→ PROBLEM DESCRIPTION
Copy out every line that contains "would".

==== MATERIAL SHOWN

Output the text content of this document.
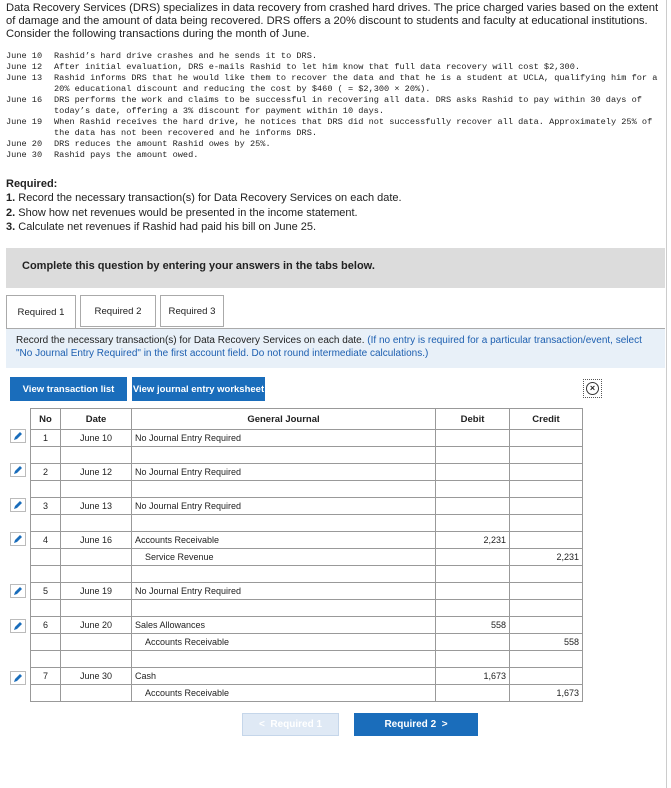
Data Recovery Services (DRS) specializes in data recovery from crashed hard drives. The price charged varies based on the extent of damage and the amount of data being recovered. DRS offers a 20% discount to students and faculty at educational institutions. Consider the following transactions during the month of June.
June 10	Rashid’s hard drive crashes and he sends it to DRS.
June 12	After initial evaluation, DRS e-mails Rashid to let him know that full data recovery will cost $2,300.
June 13	Rashid informs DRS that he would like them to recover the data and that he is a student at UCLA, qualifying him for a 20% educational discount and reducing the cost by $460 ( = $2,300 × 20%).
June 16	DRS performs the work and claims to be successful in recovering all data. DRS asks Rashid to pay within 30 days of today’s date, offering a 3% discount for payment within 10 days.
June 19	When Rashid receives the hard drive, he notices that DRS did not successfully recover all data. Approximately 25% of the data has not been recovered and he informs DRS.
June 20	DRS reduces the amount Rashid owes by 25%.
June 30	Rashid pays the amount owed.
Required:
1. Record the necessary transaction(s) for Data Recovery Services on each date.
2. Show how net revenues would be presented in the income statement.
3. Calculate net revenues if Rashid had paid his bill on June 25.
Complete this question by entering your answers in the tabs below.
Required 1	Required 2	Required 3
Record the necessary transaction(s) for Data Recovery Services on each date. (If no entry is required for a particular transaction/event, select "No Journal Entry Required" in the first account field. Do not round intermediate calculations.)
View transaction list	View journal entry worksheet	×
No	Date	General Journal	Debit	Credit
1	June 10	No Journal Entry Required		

2	June 12	No Journal Entry Required		

3	June 13	No Journal Entry Required		

4	June 16	Accounts Receivable	2,231	
		Service Revenue		2,231

5	June 19	No Journal Entry Required		

6	June 20	Sales Allowances	558	
		Accounts Receivable		558

7	June 30	Cash	1,673	
		Accounts Receivable		1,673
< Required 1	Required 2 >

========

→ EXERCISE ANSWER
June 13	Rashid informs DRS that he would like them to recover the data and that he is a student at UCLA, qualifying him for a 20% educational discount and reducing the cost by $460 ( = $2,300 × 20%).
2. Show how net revenues would be presented in the income statement.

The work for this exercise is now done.